◆ **REQUIRED TASK**: Which lines in the records below contain the word "title"? Copy each one out.

◆ **Records from a collection**:
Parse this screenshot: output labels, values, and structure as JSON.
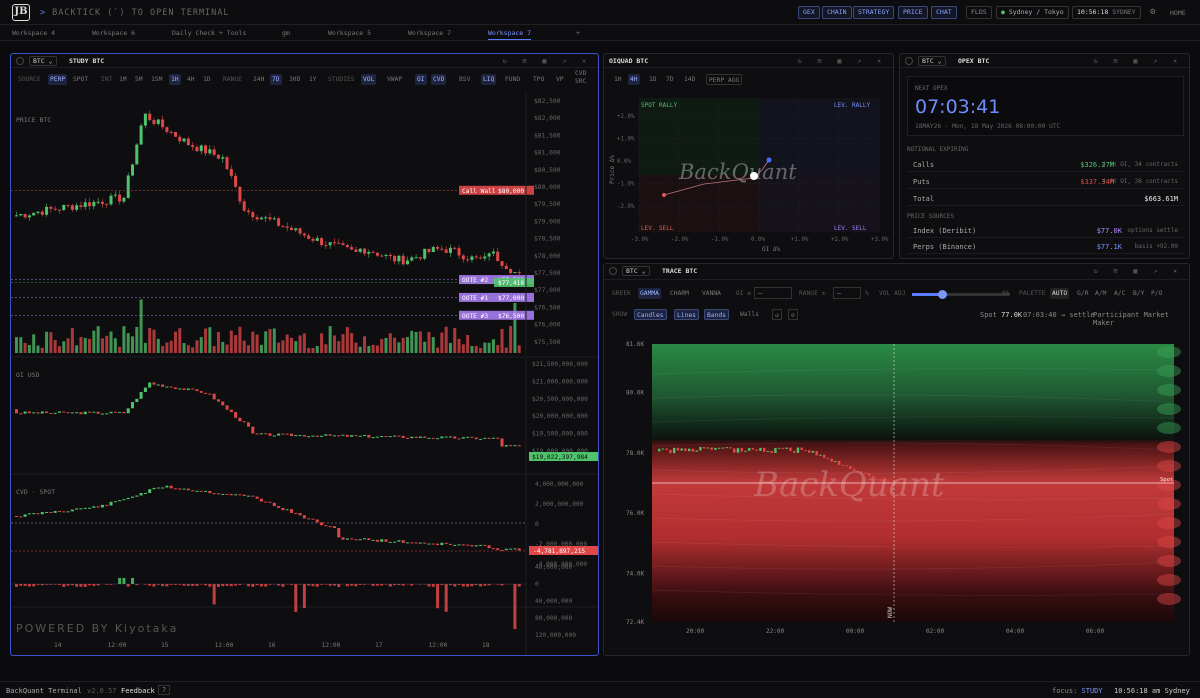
{
  "app": {
    "logo": "JB",
    "terminal_prompt": ">",
    "terminal_text": "BACKTICK (`) TO OPEN TERMINAL"
  },
  "topnav": {
    "buttons": [
      "GEX",
      "CHAIN",
      "STRATEGY",
      "PRICE",
      "CHAT"
    ],
    "flds": "FLDS",
    "session": "Sydney / Tokyo",
    "clock": "10:56:18",
    "clock_zone": "SYDNEY",
    "home": "HOME"
  },
  "tabs": [
    "Workspace 4",
    "Workspace 6",
    "Daily Check + Tools",
    "gm",
    "Workspace 5",
    "Workspace 7",
    "Workspace 7",
    "+"
  ],
  "study": {
    "symbol": "BTC",
    "title": "STUDY BTC",
    "toolbar": {
      "source_label": "SOURCE",
      "sources": [
        "PERP",
        "SPOT"
      ],
      "int_label": "INT",
      "intervals": [
        "1M",
        "5M",
        "15M",
        "1H",
        "4H",
        "1D"
      ],
      "range_label": "RANGE",
      "ranges": [
        "24H",
        "7D",
        "30D",
        "1Y"
      ],
      "studies_label": "STUDIES",
      "studies": [
        "VOL",
        "VWAP",
        "OI",
        "CVD",
        "BSV",
        "LIQ",
        "FUND",
        "TPO",
        "VP",
        "CVD SRC"
      ]
    },
    "price_label": "PRICE BTC",
    "price_axis": [
      "$82,500",
      "$82,000",
      "$81,500",
      "$81,000",
      "$80,500",
      "$80,000",
      "$79,500",
      "$79,000",
      "$78,500",
      "$78,000",
      "$77,500",
      "$77,000",
      "$76,500",
      "$76,000",
      "$75,500"
    ],
    "levels": [
      {
        "label": "Call Wall",
        "value": "$80,000",
        "color": "#e04848"
      },
      {
        "label": "OOTE #2",
        "value": "$77,500",
        "color": "#a77bf0"
      },
      {
        "label": "",
        "value": "$77,418",
        "color": "#4fc36b"
      },
      {
        "label": "OOTE #1",
        "value": "$77,000",
        "color": "#a77bf0"
      },
      {
        "label": "OOTE #3",
        "value": "$76,500",
        "color": "#a77bf0"
      }
    ],
    "oi_label": "OI USD",
    "oi_axis": [
      "$21,500,000,000",
      "$21,000,000,000",
      "$20,500,000,000",
      "$20,000,000,000",
      "$19,500,000,000",
      "$19,000,000,000"
    ],
    "oi_last": "$19,022,397,984",
    "cvd_label": "CVD · SPOT",
    "cvd_axis": [
      "4,000,000,000",
      "2,000,000,000",
      "0",
      "-2,000,000,000",
      "-4,000,000,000"
    ],
    "cvd_last": "-4,781,897,215",
    "liq_axis": [
      "40,000,000",
      "0",
      "40,000,000",
      "80,000,000",
      "120,000,000"
    ],
    "watermark": "POWERED BY Kiyotaka",
    "x_axis": [
      "14",
      "12:00",
      "15",
      "12:00",
      "16",
      "12:00",
      "17",
      "12:00",
      "18"
    ]
  },
  "oiquad": {
    "title": "OIQUAD BTC",
    "intervals": [
      "1H",
      "4H",
      "1D",
      "7D",
      "14D",
      "PERP AGG"
    ],
    "q_tl": "SPOT RALLY",
    "q_tr": "LEV. RALLY",
    "q_bl": "LEV. SELL",
    "q_br": "LEV. SELL",
    "y_axis": [
      "+2.0%",
      "+1.0%",
      "0.0%",
      "-1.0%",
      "-2.0%"
    ],
    "x_axis": [
      "-3.0%",
      "-2.0%",
      "-1.0%",
      "0.0%",
      "+1.0%",
      "+2.0%",
      "+3.0%"
    ],
    "ylabel": "Price Δ%",
    "xlabel": "OI Δ%",
    "watermark": "BackQuant"
  },
  "opex": {
    "symbol": "BTC",
    "title": "OPEX BTC",
    "next_label": "NEXT OPEX",
    "countdown": "07:03:41",
    "date": "18MAY26 · Mon, 18 May 2026 08:00:00 UTC",
    "notional_label": "NOTIONAL EXPIRING",
    "rows": [
      {
        "label": "Calls",
        "value": "$326.27M",
        "detail": "4.1K OI, 34 contracts"
      },
      {
        "label": "Puts",
        "value": "$337.34M",
        "detail": "4.4K OI, 38 contracts"
      },
      {
        "label": "Total",
        "value": "$663.61M",
        "detail": ""
      }
    ],
    "sources_label": "PRICE SOURCES",
    "sources": [
      {
        "label": "Index (Deribit)",
        "value": "$77.0K",
        "detail": "options settle"
      },
      {
        "label": "Perps (Binance)",
        "value": "$77.1K",
        "detail": "basis +92.09"
      }
    ]
  },
  "trace": {
    "symbol": "BTC",
    "title": "TRACE BTC",
    "greek_label": "GREEK",
    "greeks": [
      "GAMMA",
      "CHARM",
      "VANNA"
    ],
    "oi_label": "OI ≥",
    "range_label": "RANGE ±",
    "pct": "%",
    "voladj_label": "VOL ADJ",
    "voladj_value": "0%",
    "palette_label": "PALETTE",
    "palettes": [
      "AUTO",
      "G/R",
      "A/M",
      "A/C",
      "B/Y",
      "P/O"
    ],
    "show_label": "SHOW",
    "show": [
      "Candles",
      "Lines",
      "Bands",
      "Walls"
    ],
    "spot_label": "Spot",
    "spot_value": "77.0K",
    "settle": "07:03:40 → settle",
    "participant": "Participant Market Maker",
    "y_axis": [
      "81.6K",
      "80.0K",
      "78.0K",
      "76.0K",
      "74.0K",
      "72.4K"
    ],
    "x_axis": [
      "20:00",
      "22:00",
      "00:00",
      "02:00",
      "04:00",
      "06:00"
    ],
    "now": "NOW",
    "watermark": "BackQuant",
    "spot_tag": "Spot"
  },
  "footer": {
    "brand": "BackQuant Terminal",
    "version": "v2.0.57",
    "feedback": "Feedback",
    "help": "?",
    "focus_label": "focus:",
    "focus_value": "STUDY",
    "clock": "10:56:18 am Sydney"
  },
  "colors": {
    "accent": "#5c7cff",
    "up": "#4fc36b",
    "down": "#e04848",
    "purple": "#a77bf0"
  }
}
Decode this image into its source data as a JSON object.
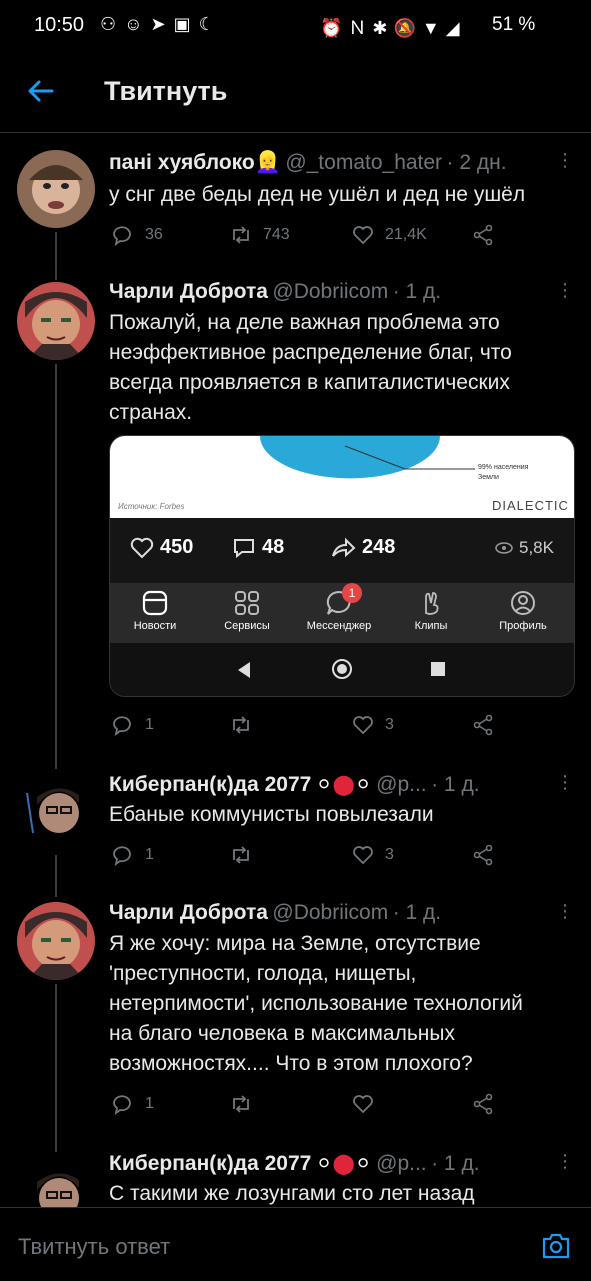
{
  "status_bar": {
    "time": "10:50",
    "battery": "51 %"
  },
  "header": {
    "title": "Твитнуть"
  },
  "tweets": [
    {
      "name": "пані хуяблоко👱‍♀️",
      "handle": "@_tomato_hater",
      "time": "· 2 дн.",
      "text": "у снг две беды дед не ушёл и дед не ушёл",
      "replies": "36",
      "retweets": "743",
      "likes": "21,4K"
    },
    {
      "name": "Чарли Доброта",
      "handle": "@Dobriicom",
      "time": "· 1 д.",
      "text_lines": [
        "Пожалуй, на деле важная проблема это",
        "неэффективное распределение благ, что",
        "всегда проявляется в капиталистических",
        "странах."
      ],
      "replies": "1",
      "retweets": "",
      "likes": "3",
      "card": {
        "chart_label_1": "99% населения",
        "chart_label_2": "Земли",
        "source": "Источник: Forbes",
        "brand": "DIALECTIC",
        "likes": "450",
        "comments": "48",
        "shares": "248",
        "views": "5,8K",
        "nav": [
          "Новости",
          "Сервисы",
          "Мессенджер",
          "Клипы",
          "Профиль"
        ],
        "badge": "1"
      }
    },
    {
      "name": "Киберпан(к)да 2077",
      "handle": "@p...",
      "time": "· 1 д.",
      "text": "Ебаные коммунисты повылезали",
      "replies": "1",
      "retweets": "",
      "likes": "3"
    },
    {
      "name": "Чарли Доброта",
      "handle": "@Dobriicom",
      "time": "· 1 д.",
      "text_lines": [
        "Я же хочу: мира на Земле, отсутствие",
        "'преступности, голода, нищеты,",
        "нетерпимости', использование технологий",
        "на благо человека в максимальных",
        "возможностях.... Что в этом плохого?"
      ],
      "replies": "1",
      "retweets": "",
      "likes": ""
    },
    {
      "name": "Киберпан(к)да 2077",
      "handle": "@p...",
      "time": "· 1 д.",
      "text": "С такими же лозунгами сто лет назад"
    }
  ],
  "reply": {
    "placeholder": "Твитнуть ответ"
  },
  "colors": {
    "accent": "#1d9bf0",
    "muted": "#71767b",
    "background": "#000000"
  }
}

◆ **THE COMPLETED TASK**:
    "title": "STUDY BTC",
    "title": "OIQUAD BTC",
    "title": "OPEX BTC",
    "title": "TRACE BTC",
    "title": "Твитнуть"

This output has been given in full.